* **SUPPLIED MATERIAL**
######

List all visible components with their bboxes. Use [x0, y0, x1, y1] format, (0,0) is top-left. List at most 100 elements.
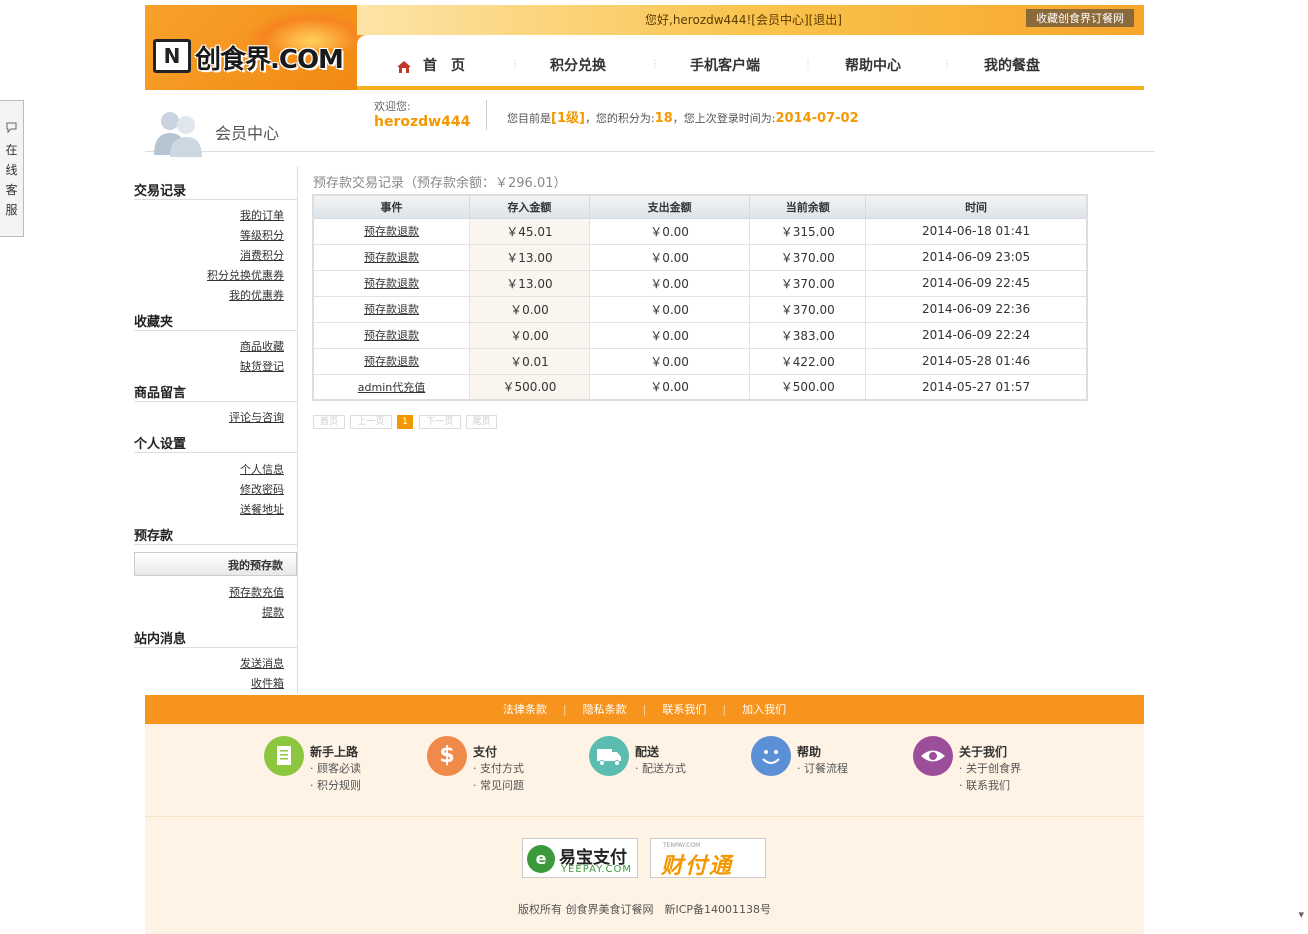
event-link[interactable]: admin代充值	[358, 381, 425, 394]
sidebar-link-delivery-address[interactable]: 送餐地址	[240, 501, 284, 517]
sidebar-link-send-message[interactable]: 发送消息	[240, 655, 284, 671]
sidebar-link-product-favorites[interactable]: 商品收藏	[240, 338, 284, 354]
transaction-time: 2014-05-27 01:57	[865, 373, 1088, 401]
sidebar-link-withdraw[interactable]: 提款	[262, 604, 284, 620]
expense-amount: ￥0.00	[588, 295, 751, 323]
member-info-bar: 会员中心 欢迎您: herozdw444 您目前是[1级]，您的积分为:18，您…	[145, 95, 1155, 157]
site-logo[interactable]: N 创食界.COM	[145, 5, 357, 90]
member-level: [1级]	[551, 111, 585, 126]
sidebar-link-my-coupons[interactable]: 我的优惠券	[229, 287, 284, 303]
nav-separator: ⋮	[650, 59, 660, 70]
pager-next[interactable]: 下一页	[419, 415, 461, 429]
welcome-label: 欢迎您:	[374, 100, 411, 113]
current-balance: ￥315.00	[749, 217, 867, 245]
event-link[interactable]: 预存款退款	[364, 329, 419, 342]
footer-info-link[interactable]: · 积分规则	[310, 777, 361, 793]
transaction-time: 2014-06-18 01:41	[865, 217, 1088, 245]
sidebar: 交易记录 我的订单 等级积分 消费积分 积分兑换优惠券 我的优惠券 收藏夹 商品…	[134, 166, 297, 693]
sidebar-link-points-coupon[interactable]: 积分兑换优惠券	[207, 267, 284, 283]
sidebar-section-title: 商品留言	[134, 386, 187, 401]
footer-info-link[interactable]: · 联系我们	[959, 777, 1010, 793]
sidebar-link-level-points[interactable]: 等级积分	[240, 227, 284, 243]
tenpay-logo[interactable]: TENPAY.COM 财付通	[650, 838, 766, 879]
smile-icon	[751, 736, 791, 776]
footer-link-legal[interactable]: 法律条款	[503, 703, 547, 716]
column-header: 当前余额	[749, 194, 867, 219]
nav-separator: ⋮	[510, 59, 520, 70]
chat-bubble-icon	[6, 122, 16, 134]
truck-icon	[589, 736, 629, 776]
nav-my-plate[interactable]: 我的餐盘	[984, 55, 1040, 75]
event-link[interactable]: 预存款退款	[364, 355, 419, 368]
nav-mobile-client[interactable]: 手机客户端	[690, 55, 760, 75]
sidebar-item-label: 我的预存款	[228, 559, 283, 572]
event-link[interactable]: 预存款退款	[364, 251, 419, 264]
sidebar-section-title: 个人设置	[134, 437, 187, 452]
sidebar-item-my-deposit[interactable]: 我的预存款	[134, 552, 297, 576]
username: herozdw444	[374, 114, 471, 130]
add-favorite-button[interactable]: 收藏创食界订餐网	[1026, 9, 1134, 27]
event-link[interactable]: 预存款退款	[364, 277, 419, 290]
sidebar-link-personal-info[interactable]: 个人信息	[240, 461, 284, 477]
online-service-label: 在线客服	[5, 143, 18, 217]
deposit-amount: ￥500.00	[469, 373, 590, 401]
expense-amount: ￥0.00	[588, 217, 751, 245]
online-service-tab[interactable]: 在线客服	[0, 100, 24, 237]
scroll-down-arrow-icon[interactable]: ▾	[1298, 908, 1304, 921]
footer-info-link[interactable]: · 关于创食界	[959, 760, 1021, 776]
current-balance: ￥422.00	[749, 347, 867, 375]
footer-info-link[interactable]: · 支付方式	[473, 760, 524, 776]
sidebar-link-change-password[interactable]: 修改密码	[240, 481, 284, 497]
footer-info-link[interactable]: · 顾客必读	[310, 760, 361, 776]
expense-amount: ￥0.00	[588, 321, 751, 349]
footer-info-link[interactable]: · 常见问题	[473, 777, 524, 793]
member-status: 您目前是[1级]，您的积分为:18，您上次登录时间为:2014-07-02	[507, 111, 859, 126]
table-row: 预存款退款 ￥45.01 ￥0.00 ￥315.00 2014-06-18 01…	[312, 217, 1088, 245]
transaction-time: 2014-06-09 23:05	[865, 243, 1088, 271]
table-row: admin代充值 ￥500.00 ￥0.00 ￥500.00 2014-05-2…	[312, 373, 1088, 401]
footer-link-contact[interactable]: 联系我们	[662, 703, 706, 716]
nav-points-exchange[interactable]: 积分兑换	[550, 55, 606, 75]
sidebar-link-reviews[interactable]: 评论与咨询	[229, 409, 284, 425]
sidebar-link-inbox[interactable]: 收件箱	[251, 675, 284, 691]
user-greeting[interactable]: 您好,herozdw444![会员中心][退出]	[645, 11, 842, 28]
yeepay-logo[interactable]: e 易宝支付 YEEPAY.COM	[522, 838, 638, 878]
member-center-title: 会员中心	[215, 124, 280, 143]
pager-current[interactable]: 1	[397, 415, 413, 429]
pager-last[interactable]: 尾页	[466, 415, 497, 429]
footer-info-title: 新手上路	[310, 745, 359, 759]
yeepay-icon: e	[527, 845, 555, 873]
footer-links-bar: 法律条款 | 隐私条款 | 联系我们 | 加入我们	[145, 695, 1144, 724]
divider	[134, 647, 297, 648]
footer-info-link[interactable]: · 订餐流程	[797, 760, 848, 776]
divider	[134, 401, 297, 402]
main-nav: 首 页 ⋮ 积分兑换 ⋮ 手机客户端 ⋮ 帮助中心 ⋮ 我的餐盘	[357, 35, 1144, 90]
sidebar-link-out-of-stock[interactable]: 缺货登记	[240, 358, 284, 374]
home-icon	[397, 61, 411, 73]
column-header: 支出金额	[588, 194, 751, 219]
table-row: 预存款退款 ￥0.00 ￥0.00 ￥383.00 2014-06-09 22:…	[312, 321, 1088, 349]
event-link[interactable]: 预存款退款	[364, 225, 419, 238]
event-link[interactable]: 预存款退款	[364, 303, 419, 316]
expense-amount: ￥0.00	[588, 373, 751, 401]
divider	[134, 330, 297, 331]
pager-prev[interactable]: 上一页	[350, 415, 392, 429]
nav-help-center[interactable]: 帮助中心	[845, 55, 901, 75]
sidebar-link-consume-points[interactable]: 消费积分	[240, 247, 284, 263]
sidebar-link-deposit-recharge[interactable]: 预存款充值	[229, 584, 284, 600]
footer-info-link[interactable]: · 配送方式	[635, 760, 686, 776]
footer-link-join[interactable]: 加入我们	[742, 703, 786, 716]
deposit-amount: ￥0.00	[469, 295, 590, 323]
sidebar-link-my-orders[interactable]: 我的订单	[240, 207, 284, 223]
nav-home[interactable]: 首 页	[423, 55, 465, 75]
pager-first[interactable]: 首页	[313, 415, 345, 429]
footer-info-title: 帮助	[797, 745, 822, 759]
footer-link-privacy[interactable]: 隐私条款	[583, 703, 627, 716]
divider	[134, 452, 297, 453]
table-row: 预存款退款 ￥13.00 ￥0.00 ￥370.00 2014-06-09 23…	[312, 243, 1088, 271]
last-login-date: 2014-07-02	[775, 111, 859, 126]
divider	[486, 100, 487, 130]
expense-amount: ￥0.00	[588, 243, 751, 271]
current-balance: ￥370.00	[749, 243, 867, 271]
dollar-icon: $	[427, 736, 467, 776]
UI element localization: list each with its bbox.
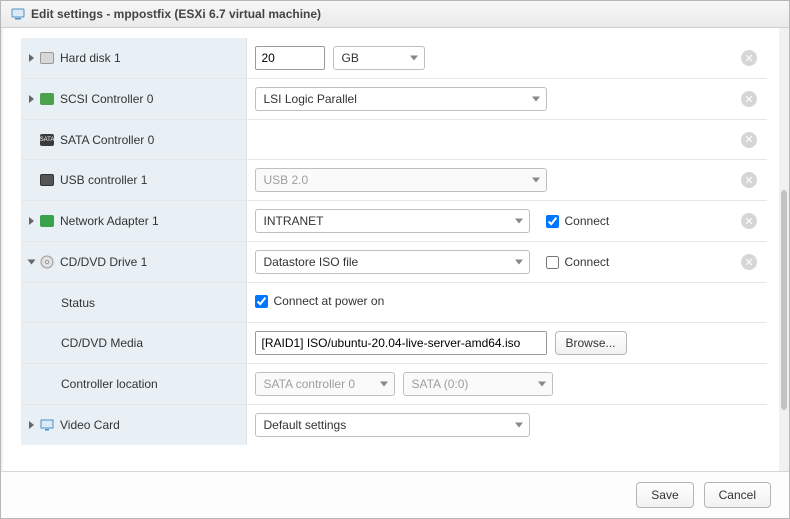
nic-connect-option[interactable]: Connect	[546, 214, 610, 228]
row-cddvd-media: CD/DVD Media Browse...	[21, 323, 767, 364]
expand-icon[interactable]	[29, 217, 34, 225]
dialog-titlebar[interactable]: Edit settings - mppostfix (ESXi 6.7 virt…	[1, 1, 789, 28]
scrollbar-thumb[interactable]	[781, 190, 787, 410]
usb-icon	[40, 174, 54, 186]
media-label: CD/DVD Media	[61, 336, 143, 350]
hardware-list: Hard disk 1 GB ✕	[1, 28, 779, 471]
row-cddvd-drive: CD/DVD Drive 1 Datastore ISO file Connec…	[21, 242, 767, 283]
remove-scsi-button[interactable]: ✕	[741, 91, 757, 107]
hard-disk-label: Hard disk 1	[60, 51, 121, 65]
collapse-icon[interactable]	[28, 260, 36, 265]
remove-cddvd-button[interactable]: ✕	[741, 254, 757, 270]
cancel-button[interactable]: Cancel	[704, 482, 771, 508]
remove-hard-disk-button[interactable]: ✕	[741, 50, 757, 66]
connect-at-poweron-checkbox[interactable]	[255, 295, 268, 308]
cddvd-connect-label: Connect	[565, 255, 610, 269]
chevron-down-icon	[380, 382, 388, 387]
nic-connect-label: Connect	[565, 214, 610, 228]
row-controller-location: Controller location SATA controller 0 SA…	[21, 364, 767, 405]
nic-network-select[interactable]: INTRANET	[255, 209, 530, 233]
monitor-icon	[40, 419, 54, 431]
controller-select-label: SATA controller 0	[264, 377, 356, 391]
remove-nic-button[interactable]: ✕	[741, 213, 757, 229]
row-sata-controller: SATA SATA Controller 0 ✕	[21, 120, 767, 160]
scsi-type-label: LSI Logic Parallel	[264, 92, 357, 106]
cddvd-connect-option[interactable]: Connect	[546, 255, 610, 269]
controller-select[interactable]: SATA controller 0	[255, 372, 395, 396]
sata-icon: SATA	[40, 134, 54, 146]
remove-sata-button[interactable]: ✕	[741, 132, 757, 148]
hard-disk-unit-label: GB	[342, 51, 359, 65]
row-network-adapter: Network Adapter 1 INTRANET Connect	[21, 201, 767, 242]
media-path-input[interactable]	[255, 331, 547, 355]
nic-label: Network Adapter 1	[60, 214, 159, 228]
row-video-card: Video Card Default settings	[21, 405, 767, 446]
nic-icon	[40, 215, 54, 227]
hard-disk-unit-select[interactable]: GB	[333, 46, 425, 70]
video-card-label: Video Card	[60, 418, 120, 432]
cddvd-type-label: Datastore ISO file	[264, 255, 359, 269]
cddvd-connect-checkbox[interactable]	[546, 256, 559, 269]
chevron-down-icon	[532, 97, 540, 102]
dialog-body: Hard disk 1 GB ✕	[1, 28, 789, 471]
video-settings-select[interactable]: Default settings	[255, 413, 530, 437]
hard-disk-size-input[interactable]	[255, 46, 325, 70]
video-settings-label: Default settings	[264, 418, 347, 432]
connect-at-poweron-label: Connect at power on	[274, 294, 385, 308]
chevron-down-icon	[515, 260, 523, 265]
scsi-type-select[interactable]: LSI Logic Parallel	[255, 87, 547, 111]
usb-label: USB controller 1	[60, 173, 147, 187]
row-scsi-controller: SCSI Controller 0 LSI Logic Parallel ✕	[21, 79, 767, 120]
row-cddvd-status: Status Connect at power on	[21, 283, 767, 323]
cddvd-type-select[interactable]: Datastore ISO file	[255, 250, 530, 274]
expand-icon[interactable]	[29, 421, 34, 429]
edit-settings-dialog: Edit settings - mppostfix (ESXi 6.7 virt…	[0, 0, 790, 519]
cddvd-label: CD/DVD Drive 1	[60, 255, 147, 269]
chevron-down-icon	[515, 423, 523, 428]
nic-network-label: INTRANET	[264, 214, 324, 228]
remove-usb-button[interactable]: ✕	[741, 172, 757, 188]
chevron-down-icon	[538, 382, 546, 387]
connect-at-poweron-option[interactable]: Connect at power on	[255, 294, 385, 308]
browse-button[interactable]: Browse...	[555, 331, 627, 355]
controller-location-label: Controller location	[61, 377, 158, 391]
usb-type-label: USB 2.0	[264, 173, 309, 187]
scsi-label: SCSI Controller 0	[60, 92, 153, 106]
chevron-down-icon	[410, 56, 418, 61]
usb-type-select[interactable]: USB 2.0	[255, 168, 547, 192]
row-usb-controller: USB controller 1 USB 2.0 ✕	[21, 160, 767, 201]
controller-port-select[interactable]: SATA (0:0)	[403, 372, 553, 396]
chevron-down-icon	[515, 219, 523, 224]
dialog-title: Edit settings - mppostfix (ESXi 6.7 virt…	[31, 7, 321, 21]
hard-disk-icon	[40, 52, 54, 64]
vertical-scrollbar[interactable]	[779, 28, 789, 471]
row-hard-disk: Hard disk 1 GB ✕	[21, 38, 767, 79]
expand-icon[interactable]	[29, 95, 34, 103]
expand-icon[interactable]	[29, 54, 34, 62]
vm-icon	[11, 7, 25, 21]
sata-label: SATA Controller 0	[60, 133, 154, 147]
dialog-footer: Save Cancel	[1, 471, 789, 518]
scsi-icon	[40, 93, 54, 105]
nic-connect-checkbox[interactable]	[546, 215, 559, 228]
chevron-down-icon	[532, 178, 540, 183]
save-button[interactable]: Save	[636, 482, 693, 508]
status-label: Status	[61, 296, 95, 310]
disc-icon	[40, 255, 54, 269]
controller-port-label: SATA (0:0)	[412, 377, 469, 391]
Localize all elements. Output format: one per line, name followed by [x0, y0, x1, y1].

######

* **TO BE DONE**
Pull out every line of the material above that contains the string "Cancel", copying each one in full. Case counts.

* **RESULT**
cancel-button[interactable]: Cancel	[704, 482, 771, 508]
dialog-footer: Save Cancel	[1, 471, 789, 518]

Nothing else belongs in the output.